Data entries
%%

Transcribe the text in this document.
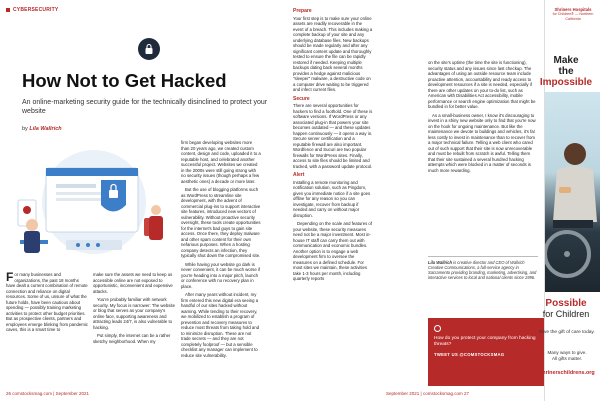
CYBERSECURITY
How Not to Get Hacked
An online-marketing security guide for the technically disinclined to protect your website
by Lila Wallrich

For many businesses and organizations, the past 18 months have dealt a current combination of remote connection and reliance on digital resources. Some of us, unsure of what the future holds, have been cautious about spending — possibly training marketing activities to protect other budget priorities. But as prospective clients, partners and employees emerge blinking from pandemic caves, this is a smart time to

make sure the assets we need to keep us accessible online are not exposed to opportunistic, inconvenient and expensive attacks.

You're probably familiar with network security. My focus is narrower: The website or blog that serves as your company's online face, supporting awareness and attracting leads 24/7, is also vulnerable to hacking.

Put simply, the internet can be a rather sketchy neighborhood. When my

firm began developing websites more than 20 years ago, we created custom content, design and code, uploaded it to a reputable host, and celebrated another successful project. Websites we created in the 2000s were still going strong with no security issues (though perhaps a few aesthetic ones) a decade or more later.

But the use of blogging platforms such as WordPress to streamline site development, with the advent of commercial plug-ins to support interactive site features, introduced new vectors of vulnerability. Without proactive security oversight, these tools create opportunities for the internet's bad guys to gain site access. Once there, they deploy malware and other spam content for their own nefarious purposes. When a hosting company detects an infection, they typically shut down the compromised site.

While having your website go dark is never convenient, it can be much worse if you're heading into a major pitch, launch or conference with no recovery plan in place.

After many years without incident, my firm entered this new digital era seeing a handful of our sites hacked without warning. While tending to their recovery, we mobilized to establish a program of prevention and recovery measures to reduce most threats from taking hold and to minimize disruption. These are not trade secrets — and they are not completely foolproof — but a sensible checklist any manager can implement to reduce site vulnerability.

Prepare

Your first step is to make sure your online assets are readily recoverable in the event of a breach. This includes making a complete backup of your site and any underlying database files. New backups should be made regularly and after any significant content update and thoroughly tested to ensure the file can be rapidly restored if needed. Keeping multiple backups dating back several months provides a hedge against malicious "sleeper" malware, a destructive code on a computer drive waiting to be triggered and infect current files.

Secure

There are several opportunities for hackers to find a foothold. One of these is software versions. If WordPress or any associated plug-in that powers your site becomes outdated — and these updates happen continuously — it opens a way in. Secure server certification and a reputable firewall are also important. Wordfence and Sucuri are two popular firewalls for WordPress sites. Finally, access to site files should be limited and tracked, with a password update protocol.

Alert

Installing a remote monitoring and notification solution, such as Pingdom, gives you immediate notice if a site goes offline for any reason so you can investigate, recover from backup if needed and carry on without major disruption.

Depending on the scale and features of your website, these security measures need not be a major investment. Most in-house IT staff can carry them out with communication and economic bundles. Another option is to engage a web development firm to oversee the measures on a defined schedule. For most sites we maintain, these activities take 1-3 hours per month, including quarterly reports

on the site's uptime (the time the site is functioning), security status and any issues since last checkup. The advantages of using an outside resource team include proactive attention, accountability and ready access to development resources if a site is needed, especially if there are other updates on your to-do list, such as American with Disabilities Act accessibility, mobile performance or search engine optimization that might be bundled in for better value.

As a small-business owner, I know it's discouraging to invest in a shiny new website only to find that you're now on the hook for ongoing maintenance. But like the maintenance we devote to buildings and vehicles, it's far less costly to invest in maintenance than to recover from a major technical failure. Telling a web client who cared out of such support that their site is now unrecoverable and must be rebuilt from scratch is awful. Telling them that their site sustained a several hundred hacking attempts which were blocked in a matter of seconds is much more rewarding.

Lila Wallrich is creative director and CEO of Wallrich Creative Communications, a full-service agency in Sacramento providing branding, marketing, advertising, and interactive services to local and national clients since 1996.
How do you protect your company from hacking threats?
TWEET US @COMSTOCKSMAG
26 comstocksmag.com | September 2021	September 2021 | comstocksmag.com 27
Shriners Hospitals
for Children® — Northern California
Make
the
Impossible
Possible
for Children
Give the gift of care today.
Many ways to give.
All gifts matter.
shrinerschildrens.org
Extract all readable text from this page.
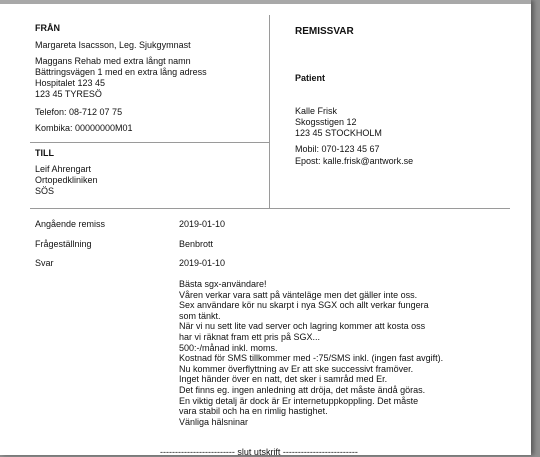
FRÅN
Margareta Isacsson, Leg. Sjukgymnast
Maggans Rehab med extra långt namn
Bättringsvägen 1 med en extra lång adress
Hospitalet 123 45
123 45 TYRESÖ
Telefon: 08-712 07 75
Kombika: 00000000M01
TILL
Leif Ahrengart
Ortopedkliniken
SÖS
REMISSVAR
Patient
Kalle Frisk
Skogsstigen 12
123 45 STOCKHOLM
Mobil: 070-123 45 67
Epost: kalle.frisk@antwork.se
Angående remiss	2019-01-10
Frågeställning	Benbrott
Svar	2019-01-10
Bästa sgx-användare!
Våren verkar vara satt på vänteläge men det gäller inte oss.
Sex användare kör nu skarpt i nya SGX och allt verkar fungera
som tänkt.
När vi nu sett lite vad server och lagring kommer att kosta oss
har vi räknat fram ett pris på SGX...
500:-/månad inkl. moms.
Kostnad för SMS tillkommer med -:75/SMS inkl. (ingen fast avgift).
Nu kommer överflyttning av Er att ske successivt framöver.
Inget händer över en natt, det sker i samråd med Er.
Det finns eg. ingen anledning att dröja, det måste ändå göras.
En viktig detalj är dock är Er internetuppkoppling. Det måste
vara stabil och ha en rimlig hastighet.
Vänliga hälsninar
------------------------- slut utskrift -------------------------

%%

(TASK REQUIREMENTS): Write the lines above out again exactly, without any of their pictures.

(EXERCISE SOLUTION):
Transcribe the text in this document.
CYBERSECURITY
How Not to Get Hacked
An online-marketing security guide for the technically disinclined to protect your website
by Lila Wallrich

For many businesses and organizations, the past 18 months have dealt a current combination of remote connection and reliance on digital resources. Some of us, unsure of what the future holds, have been cautious about spending — possibly training marketing activities to protect other budget priorities. But as prospective clients, partners and employees emerge blinking from pandemic caves, this is a smart time to

make sure the assets we need to keep us accessible online are not exposed to opportunistic, inconvenient and expensive attacks.

You're probably familiar with network security. My focus is narrower: The website or blog that serves as your company's online face, supporting awareness and attracting leads 24/7, is also vulnerable to hacking.

Put simply, the internet can be a rather sketchy neighborhood. When my

firm began developing websites more than 20 years ago, we created custom content, design and code, uploaded it to a reputable host, and celebrated another successful project. Websites we created in the 2000s were still going strong with no security issues (though perhaps a few aesthetic ones) a decade or more later.

But the use of blogging platforms such as WordPress to streamline site development, with the advent of commercial plug-ins to support interactive site features, introduced new vectors of vulnerability. Without proactive security oversight, these tools create opportunities for the internet's bad guys to gain site access. Once there, they deploy malware and other spam content for their own nefarious purposes. When a hosting company detects an infection, they typically shut down the compromised site.

While having your website go dark is never convenient, it can be much worse if you're heading into a major pitch, launch or conference with no recovery plan in place.

After many years without incident, my firm entered this new digital era seeing a handful of our sites hacked without warning. While tending to their recovery, we mobilized to establish a program of prevention and recovery measures to reduce most threats from taking hold and to minimize disruption. These are not trade secrets — and they are not completely foolproof — but a sensible checklist any manager can implement to reduce site vulnerability.

Prepare

Your first step is to make sure your online assets are readily recoverable in the event of a breach. This includes making a complete backup of your site and any underlying database files. New backups should be made regularly and after any significant content update and thoroughly tested to ensure the file can be rapidly restored if needed. Keeping multiple backups dating back several months provides a hedge against malicious "sleeper" malware, a destructive code on a computer drive waiting to be triggered and infect current files.

Secure

There are several opportunities for hackers to find a foothold. One of these is software versions. If WordPress or any associated plug-in that powers your site becomes outdated — and these updates happen continuously — it opens a way in. Secure server certification and a reputable firewall are also important. Wordfence and Sucuri are two popular firewalls for WordPress sites. Finally, access to site files should be limited and tracked, with a password update protocol.

Alert

Installing a remote monitoring and notification solution, such as Pingdom, gives you immediate notice if a site goes offline for any reason so you can investigate, recover from backup if needed and carry on without major disruption.

Depending on the scale and features of your website, these security measures need not be a major investment. Most in-house IT staff can carry them out with communication and economic bundles. Another option is to engage a web development firm to oversee the measures on a defined schedule. For most sites we maintain, these activities take 1-3 hours per month, including quarterly reports

on the site's uptime (the time the site is functioning), security status and any issues since last checkup. The advantages of using an outside resource team include proactive attention, accountability and ready access to development resources if a site is needed, especially if there are other updates on your to-do list, such as American with Disabilities Act accessibility, mobile performance or search engine optimization that might be bundled in for better value.

As a small-business owner, I know it's discouraging to invest in a shiny new website only to find that you're now on the hook for ongoing maintenance. But like the maintenance we devote to buildings and vehicles, it's far less costly to invest in maintenance than to recover from a major technical failure. Telling a web client who cared out of such support that their site is now unrecoverable and must be rebuilt from scratch is awful. Telling them that their site sustained a several hundred hacking attempts which were blocked in a matter of seconds is much more rewarding.

Lila Wallrich is creative director and CEO of Wallrich Creative Communications, a full-service agency in Sacramento providing branding, marketing, advertising, and interactive services to local and national clients since 1996.
How do you protect your company from hacking threats?
TWEET US @COMSTOCKSMAG
26 comstocksmag.com | September 2021	September 2021 | comstocksmag.com 27
Shriners Hospitals
for Children® — Northern California
Make
the
Impossible
Possible
for Children
Give the gift of care today.
Many ways to give.
All gifts matter.
shrinerschildrens.org
Extract all readable text from this page.
FRÅN
Margareta Isacsson, Leg. Sjukgymnast
Maggans Rehab med extra långt namn
Bättringsvägen 1 med en extra lång adress
Hospitalet 123 45
123 45 TYRESÖ
Telefon: 08-712 07 75
Kombika: 00000000M01
TILL
Leif Ahrengart
Ortopedkliniken
SÖS
REMISSVAR
Patient
Kalle Frisk
Skogsstigen 12
123 45 STOCKHOLM
Mobil: 070-123 45 67
Epost: kalle.frisk@antwork.se
Angående remiss	2019-01-10
Frågeställning	Benbrott
Svar	2019-01-10
Bästa sgx-användare!
Våren verkar vara satt på vänteläge men det gäller inte oss.
Sex användare kör nu skarpt i nya SGX och allt verkar fungera
som tänkt.
När vi nu sett lite vad server och lagring kommer att kosta oss
har vi räknat fram ett pris på SGX...
500:-/månad inkl. moms.
Kostnad för SMS tillkommer med -:75/SMS inkl. (ingen fast avgift).
Nu kommer överflyttning av Er att ske successivt framöver.
Inget händer över en natt, det sker i samråd med Er.
Det finns eg. ingen anledning att dröja, det måste ändå göras.
En viktig detalj är dock är Er internetuppkoppling. Det måste
vara stabil och ha en rimlig hastighet.
Vänliga hälsninar
------------------------- slut utskrift -------------------------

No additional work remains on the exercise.